* **Page extract**
>> Start

[R-SIG-Mac] The Equivalent of pkg-config for Frameworks
Simon Urbanek
simon.urbanek at r-project.org
Fri May 30 16:36:57 CEST 2014
On May 30, 2014, at 6:07 AM, Dominic Steinitz <dominic at steinitz.org> wrote:
> My googling skills are failing. I want to install a package which relies on R. This currently works on windows and linux. When I try it on my macbook I get told
>
>> Configuring H-0.1.0.0...
>> Warning: Instead of 'ghc-options: -cpp' use 'extensions: CPP'
>> cabal: The pkg-config package 'libR' version >=3.0 is required but it
>> could
>> not be found.
>> Failed to install H-0.1.0.0
>> Updating documentation index /Users/dom/Library/Haskell/doc/index.html
>> cabal: Error: some packages failed to install:
>> H-0.1.0.0 failed during the configure step. The exception was:
>> ExitFailure 1
>
> But I have R installed
>
>> $ R --version
>> R version 3.0.2 (2013-09-25) -- "Frisbee Sailing"

>> End

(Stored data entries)

>> Start

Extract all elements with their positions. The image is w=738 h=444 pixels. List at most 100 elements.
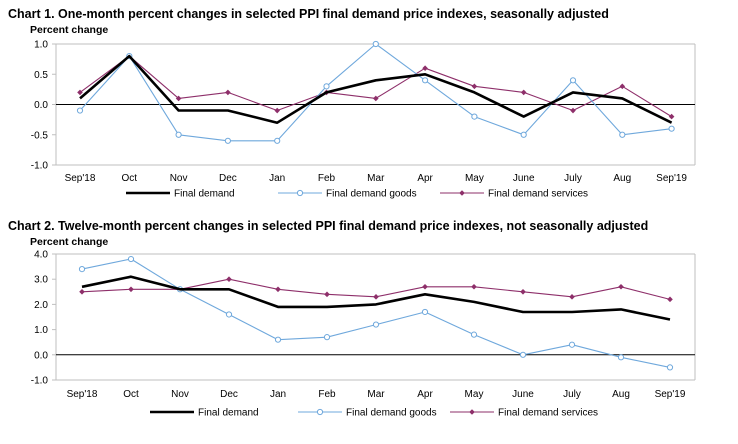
chart2-services-point (667, 296, 673, 303)
chart2-x-tick-label: Sep'18 (67, 389, 98, 400)
chart2-title: Chart 2. Twelve-month percent changes in… (8, 219, 649, 233)
chart1-services-point (422, 65, 428, 71)
chart1-services-point (570, 107, 576, 114)
chart2-services-point (226, 276, 232, 282)
chart1-x-tick-label: July (564, 173, 582, 184)
chart2-goods-point (127, 255, 135, 263)
chart1-x-tick-label: Sep'18 (65, 173, 96, 184)
chart2-legend-goods-marker (316, 408, 324, 416)
chart2-x-tick-label: May (465, 389, 484, 400)
chart2-x-tick-label: July (563, 389, 581, 400)
chart2-goods-point (519, 351, 527, 358)
chart1-x-tick-label: Apr (417, 173, 433, 184)
chart1-goods-point (569, 77, 577, 84)
chart2-services-point (520, 289, 526, 295)
chart1-goods-point (274, 137, 281, 144)
chart2-y-tick-label: -1.0 (31, 376, 49, 387)
chart1-goods-point (422, 77, 429, 84)
chart2-goods-point (666, 364, 674, 371)
chart2-final-demand-goods-line (81, 258, 671, 368)
chart2-x-tick-label: Feb (318, 389, 336, 400)
chart1-y-tick-label: -0.5 (31, 130, 49, 141)
chart1-services-point (668, 113, 675, 120)
chart1-goods-point (175, 131, 182, 138)
chart1-y-tick-label: 1.0 (34, 40, 48, 51)
chart1-goods-point (372, 40, 379, 48)
chart2-services-point (128, 286, 134, 293)
chart1-goods-point (323, 83, 330, 90)
chart2-x-tick-label: Jan (270, 389, 286, 400)
chart2-goods-point (274, 336, 282, 343)
chart2-x-tick-label: June (512, 389, 534, 400)
chart1-services-point (471, 83, 478, 90)
chart1-goods-point (224, 137, 231, 144)
chart1-x-tick-label: Jan (269, 173, 285, 184)
chart2-x-tick-label: Dec (220, 389, 238, 400)
chart1-goods-point (520, 131, 527, 138)
chart2-final-demand-line (81, 275, 671, 321)
chart2-goods-point (421, 308, 429, 316)
chart2-y-axis-title: Percent change (30, 236, 109, 248)
chart2-x-tick-label: Sep'19 (655, 389, 686, 400)
chart2-services-point (618, 283, 624, 290)
chart2-x-tick-label: Mar (367, 389, 385, 400)
chart1-title: Chart 1. One-month percent changes in se… (8, 7, 609, 21)
chart2-goods-point (323, 334, 331, 341)
chart2-y-tick-label: 2.0 (34, 300, 48, 311)
chart1-services-point (225, 89, 231, 96)
chart1-final-demand-services-line (79, 55, 672, 118)
chart1-legend-services-marker (459, 190, 465, 196)
chart2-services-point (471, 283, 477, 290)
chart2-goods-point (372, 321, 380, 328)
chart1-legend-goods-marker (296, 189, 304, 197)
chart1-final-demand-line (79, 54, 673, 124)
chart2-services-point (275, 286, 281, 293)
chart2-services-point (79, 289, 85, 295)
chart1-x-tick-label: June (513, 173, 535, 184)
chart1-legend-final-demand-goods-label: Final demand goods (326, 189, 417, 200)
chart1-legend-final-demand-label: Final demand (174, 189, 235, 200)
chart1-services-point (520, 89, 527, 96)
chart2-goods-point (78, 266, 86, 273)
chart1-goods-point (668, 125, 675, 132)
chart1-legend-final-demand-services-label: Final demand services (488, 189, 588, 200)
chart2-x-tick-label: Aug (612, 389, 630, 400)
chart2-goods-point (225, 311, 233, 318)
chart1-x-tick-label: Mar (367, 173, 385, 184)
chart2-services-point (324, 291, 330, 298)
chart1-services-point (373, 95, 379, 102)
chart1-goods-point (619, 131, 626, 138)
chart2-services-point (422, 283, 428, 290)
chart2-legend-final-demand-goods-label: Final demand goods (346, 408, 437, 419)
chart1-services-point (274, 107, 280, 114)
chart1-services-point (619, 83, 626, 90)
chart2-legend-final-demand-services-label: Final demand services (498, 408, 598, 419)
chart1-x-tick-label: Aug (613, 173, 631, 184)
chart1-x-tick-label: Nov (170, 173, 188, 184)
chart1-services-point (77, 89, 83, 96)
chart2-x-tick-label: Nov (171, 389, 189, 400)
chart1-y-axis-title: Percent change (30, 24, 109, 36)
chart2-legend-services-marker (469, 409, 475, 415)
chart2-y-tick-label: 4.0 (34, 250, 48, 261)
chart1-y-tick-label: 0.0 (34, 100, 48, 111)
chart1-x-tick-label: May (465, 173, 484, 184)
chart1-x-tick-label: Feb (318, 173, 336, 184)
chart1-goods-point (76, 107, 84, 114)
chart1-services-point (175, 95, 182, 102)
chart2-services-point (569, 294, 575, 300)
chart1-x-tick-label: Sep'19 (656, 173, 687, 184)
chart2-goods-point (470, 331, 478, 338)
chart2-x-tick-label: Oct (123, 389, 139, 400)
chart2-y-tick-label: 0.0 (34, 350, 48, 361)
chart2-x-tick-label: Apr (417, 389, 433, 400)
chart2-y-tick-label: 3.0 (34, 275, 48, 286)
chart1-goods-point (471, 113, 478, 120)
chart1-y-tick-label: 0.5 (34, 70, 48, 81)
chart1-x-tick-label: Oct (122, 173, 138, 184)
chart2-legend-final-demand-label: Final demand (198, 408, 259, 419)
chart2-y-tick-label: 1.0 (34, 325, 48, 336)
chart1-y-tick-label: -1.0 (31, 161, 49, 172)
chart1-x-tick-label: Dec (219, 173, 237, 184)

>> End

* **Problems**
1. In the R-SIG-Mac mailing list message, which version of R does the installed copy report?
2. Reproduce word for word the portion of the R-SIG-Mac mailing list message from "[R-SIG-Mac] The Equivalent" to "not be found.".
3. Supply the next part of the R-SIG-Mac mailing list message, continuing on from its final line.

* **Exercise responses**
1. R version 3.0.2 (2013-09-25), "Frisbee Sailing".

2.
[R-SIG-Mac] The Equivalent of pkg-config for Frameworks
Simon Urbanek
simon.urbanek at r-project.org
Fri May 30 16:36:57 CEST 2014
On May 30, 2014, at 6:07 AM, Dominic Steinitz <dominic at steinitz.org> wrote:
> My googling skills are failing. I want to install a package which relies on R. This currently works on windows and linux. When I try it on my macbook I get told
>
>> Configuring H-0.1.0.0...
>> Warning: Instead of 'ghc-options: -cpp' use 'extensions: CPP'
>> cabal: The pkg-config package 'libR' version >=3.0 is required but it
>> could
>> not be found.

3.
>> Copyright (C) 2013 The R Foundation for Statistical Computing
>> Platform: x86_64-apple-darwin10.8.0 (64-bit)
>
>
> It seems the installer for the package uses pkg-config to check for the existence of R.
>
>> $ pkg-config --version
>> 0.28
>
>
> It finds e.g. the gnu scientific library
>
>> $ pkg-config --libs gsl
>> -L/usr/local/Cellar/gsl/1.16/lib -lgsl -lgslcblas -lm
>
>
> But can’t find R
>
>> $ pkg-config --libs R
>> Package R was not found in the pkg-config search path.
>> Perhaps you should add the directory containing `R.pc'
>> to the PKG_CONFIG_PATH environment variable
>> No package 'R' found
>
>
> On my installation, R lives in
>
>> /Library/Frameworks/R.framework
>
> In order to use pkg-config, it seems I need a .pc file somewhere but I can’t find one.
>
> Can someone either tell me where the .pc file is for R or alternatively how to tell the installer where to find R?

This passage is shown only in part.